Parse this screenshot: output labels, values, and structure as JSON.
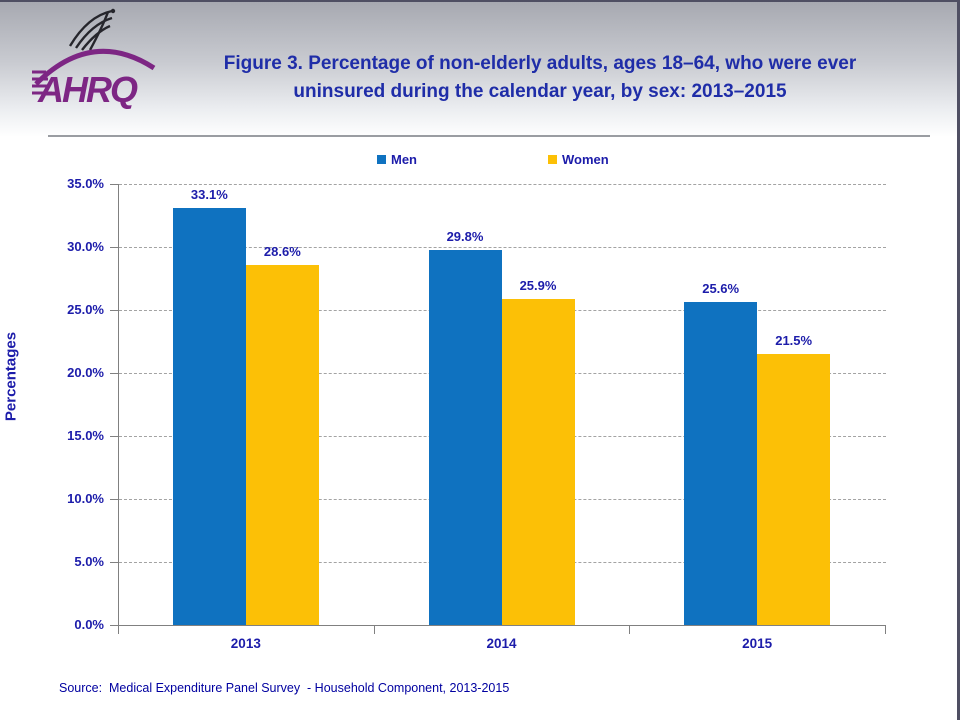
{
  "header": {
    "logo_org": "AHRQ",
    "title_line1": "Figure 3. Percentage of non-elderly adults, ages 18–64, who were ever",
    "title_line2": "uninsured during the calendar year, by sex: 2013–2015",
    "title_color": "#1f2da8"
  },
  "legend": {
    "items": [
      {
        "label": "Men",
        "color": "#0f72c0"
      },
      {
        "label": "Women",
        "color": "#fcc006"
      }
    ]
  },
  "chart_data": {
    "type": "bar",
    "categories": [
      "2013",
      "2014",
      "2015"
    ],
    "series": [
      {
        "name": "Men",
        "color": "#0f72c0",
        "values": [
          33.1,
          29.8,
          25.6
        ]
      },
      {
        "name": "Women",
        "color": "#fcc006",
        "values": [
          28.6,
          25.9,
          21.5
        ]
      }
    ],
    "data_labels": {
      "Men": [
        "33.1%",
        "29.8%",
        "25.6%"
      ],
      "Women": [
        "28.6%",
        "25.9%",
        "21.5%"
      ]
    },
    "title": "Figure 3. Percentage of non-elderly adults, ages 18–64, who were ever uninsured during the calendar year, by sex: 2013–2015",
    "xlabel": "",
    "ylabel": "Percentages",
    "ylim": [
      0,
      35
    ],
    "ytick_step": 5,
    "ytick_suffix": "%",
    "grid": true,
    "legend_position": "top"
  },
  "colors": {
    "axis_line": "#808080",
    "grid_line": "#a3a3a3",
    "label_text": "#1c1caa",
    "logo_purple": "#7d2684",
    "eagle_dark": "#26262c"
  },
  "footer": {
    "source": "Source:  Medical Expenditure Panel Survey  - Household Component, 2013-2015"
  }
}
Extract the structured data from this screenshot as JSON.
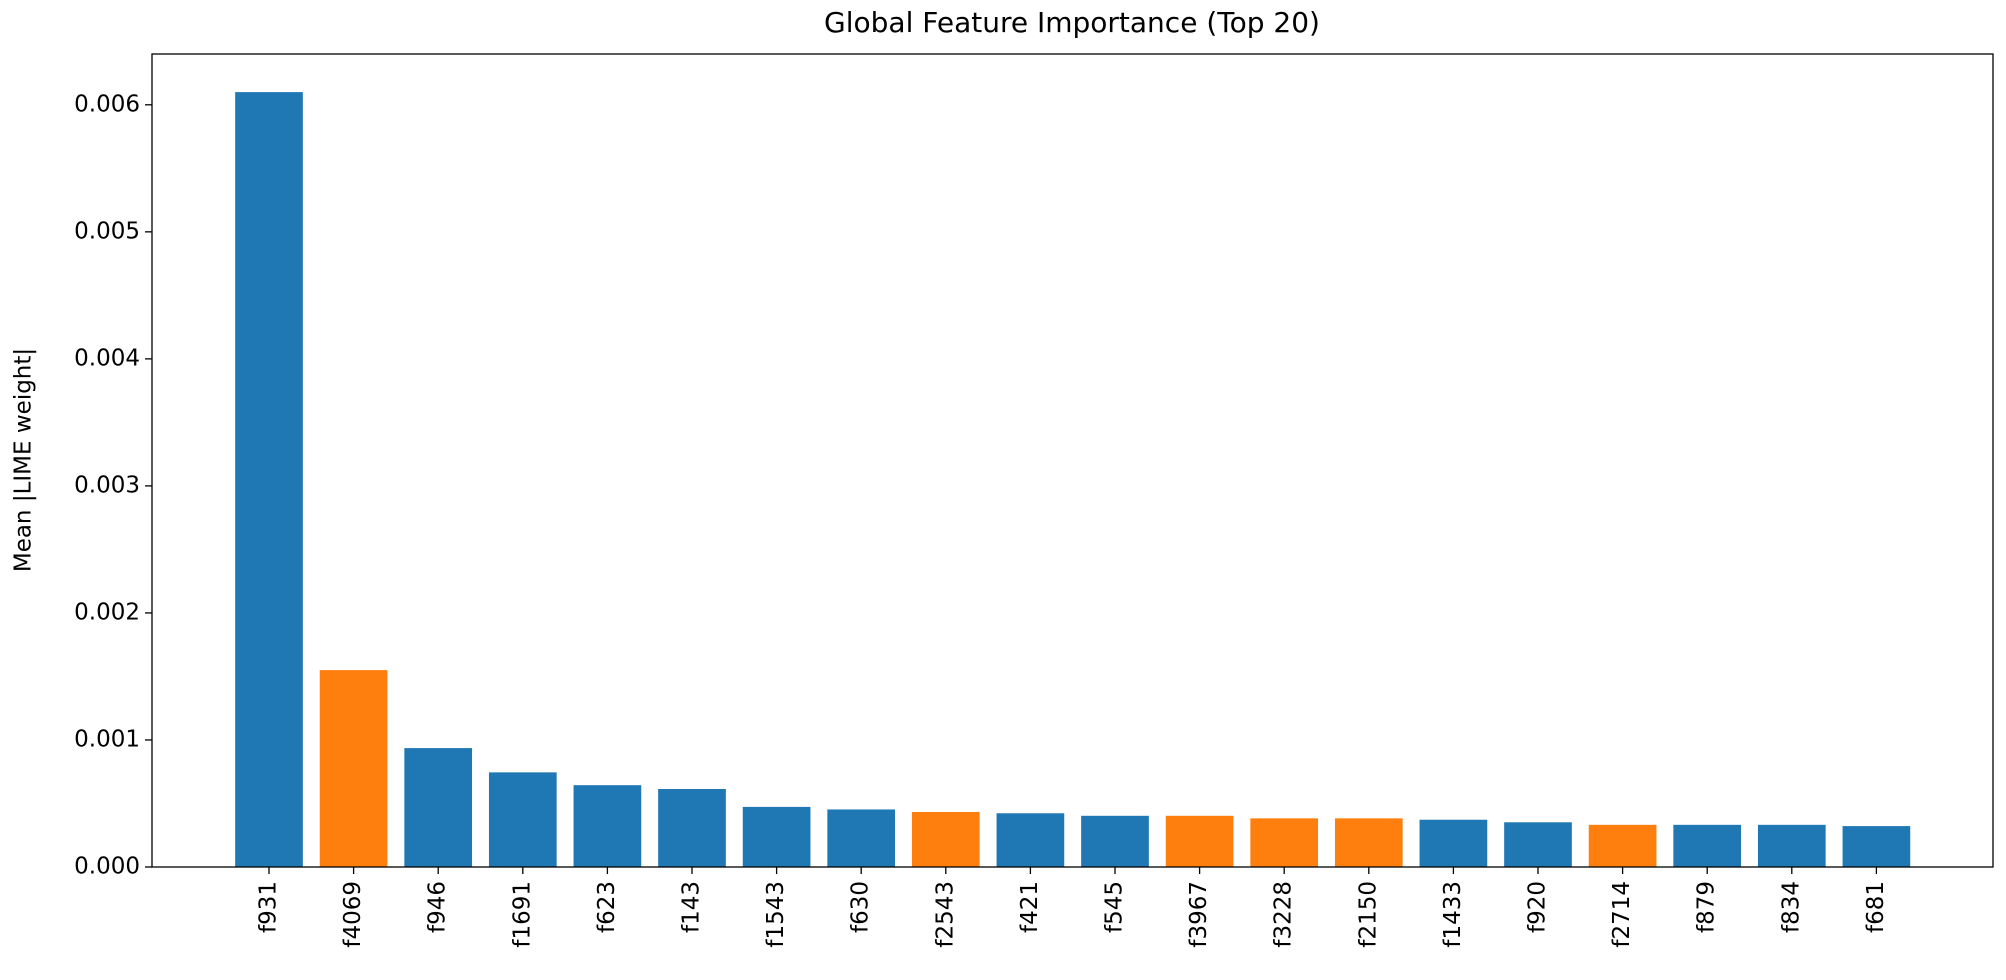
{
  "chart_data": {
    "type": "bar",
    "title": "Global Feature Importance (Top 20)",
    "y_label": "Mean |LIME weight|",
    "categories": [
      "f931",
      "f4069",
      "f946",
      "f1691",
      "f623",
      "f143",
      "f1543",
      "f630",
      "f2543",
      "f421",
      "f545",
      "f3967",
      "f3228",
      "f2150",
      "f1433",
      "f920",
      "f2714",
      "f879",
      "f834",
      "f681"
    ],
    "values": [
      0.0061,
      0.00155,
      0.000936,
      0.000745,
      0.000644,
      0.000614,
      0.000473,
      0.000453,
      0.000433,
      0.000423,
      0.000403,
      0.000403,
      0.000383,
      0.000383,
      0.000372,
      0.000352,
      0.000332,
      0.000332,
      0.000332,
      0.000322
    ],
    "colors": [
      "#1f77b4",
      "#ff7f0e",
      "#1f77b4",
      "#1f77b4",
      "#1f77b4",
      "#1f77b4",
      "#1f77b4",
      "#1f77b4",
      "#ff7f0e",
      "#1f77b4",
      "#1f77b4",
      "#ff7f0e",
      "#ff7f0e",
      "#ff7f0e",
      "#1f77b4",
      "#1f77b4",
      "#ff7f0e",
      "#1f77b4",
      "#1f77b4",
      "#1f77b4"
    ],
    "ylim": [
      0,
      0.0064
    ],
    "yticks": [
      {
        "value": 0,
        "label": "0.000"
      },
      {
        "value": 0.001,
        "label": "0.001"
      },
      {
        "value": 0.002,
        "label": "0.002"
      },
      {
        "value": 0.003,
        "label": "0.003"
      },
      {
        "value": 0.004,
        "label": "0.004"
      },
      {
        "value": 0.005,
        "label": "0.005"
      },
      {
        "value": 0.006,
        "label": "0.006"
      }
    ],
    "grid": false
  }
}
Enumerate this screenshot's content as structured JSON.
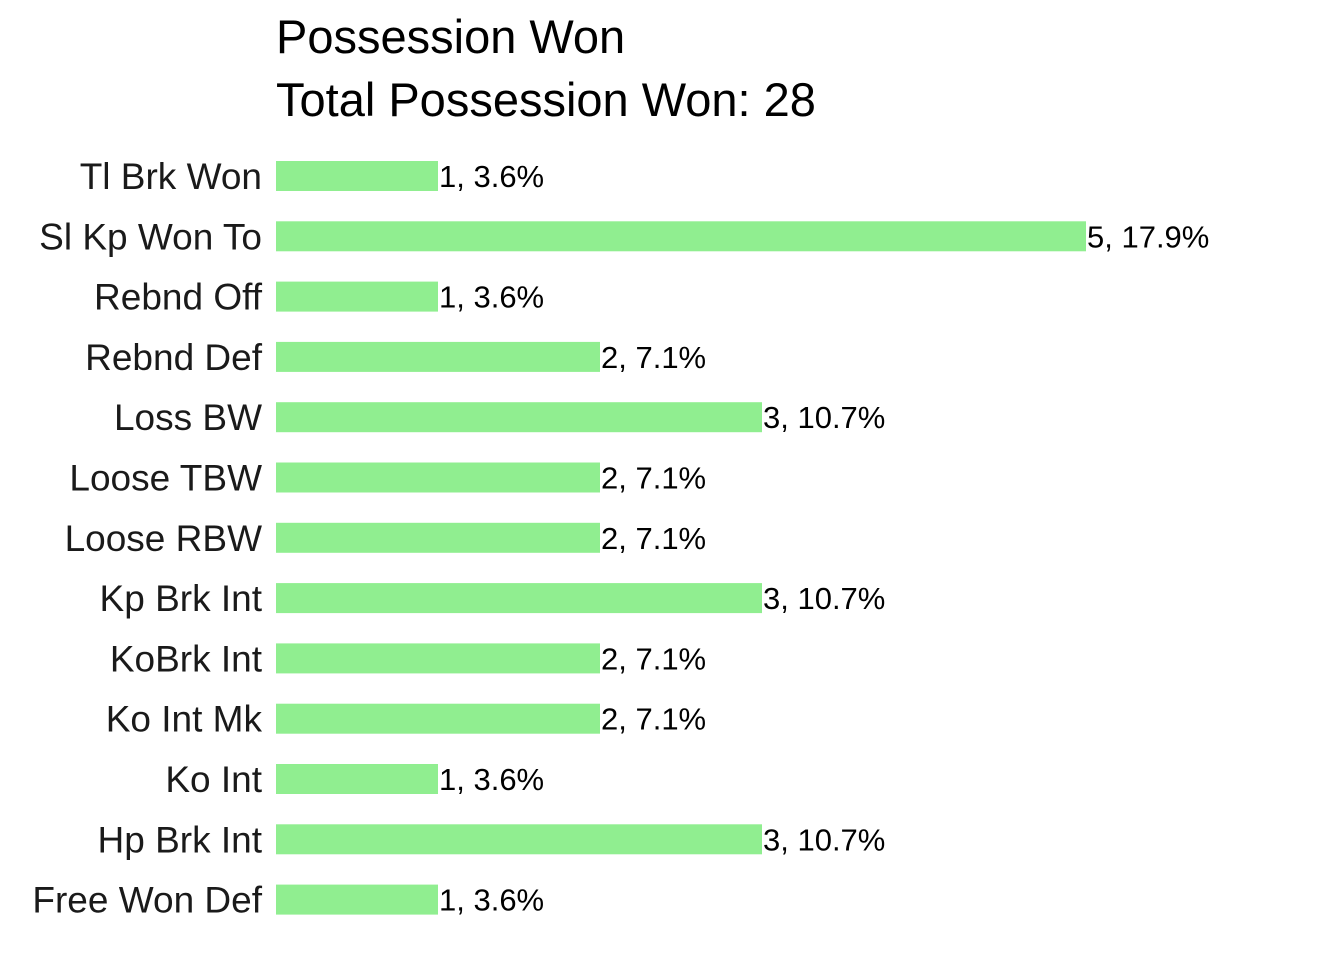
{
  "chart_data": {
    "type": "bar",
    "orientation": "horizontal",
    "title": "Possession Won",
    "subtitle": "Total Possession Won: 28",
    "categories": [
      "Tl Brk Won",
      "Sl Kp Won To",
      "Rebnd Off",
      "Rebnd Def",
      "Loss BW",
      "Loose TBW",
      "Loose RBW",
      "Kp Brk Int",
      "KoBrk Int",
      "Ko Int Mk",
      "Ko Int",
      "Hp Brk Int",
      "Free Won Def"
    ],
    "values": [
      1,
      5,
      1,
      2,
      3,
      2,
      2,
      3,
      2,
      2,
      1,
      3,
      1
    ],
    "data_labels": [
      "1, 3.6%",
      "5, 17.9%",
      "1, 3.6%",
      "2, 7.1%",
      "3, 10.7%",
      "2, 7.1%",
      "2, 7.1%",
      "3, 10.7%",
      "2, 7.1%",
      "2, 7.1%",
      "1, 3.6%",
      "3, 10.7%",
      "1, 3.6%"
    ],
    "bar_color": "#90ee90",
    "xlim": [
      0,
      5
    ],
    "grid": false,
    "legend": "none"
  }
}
● ● ●
◆ Exercise description: Each line of the data that includes the word "during" counts once; report the total and nothing more.

◆ Final result: 2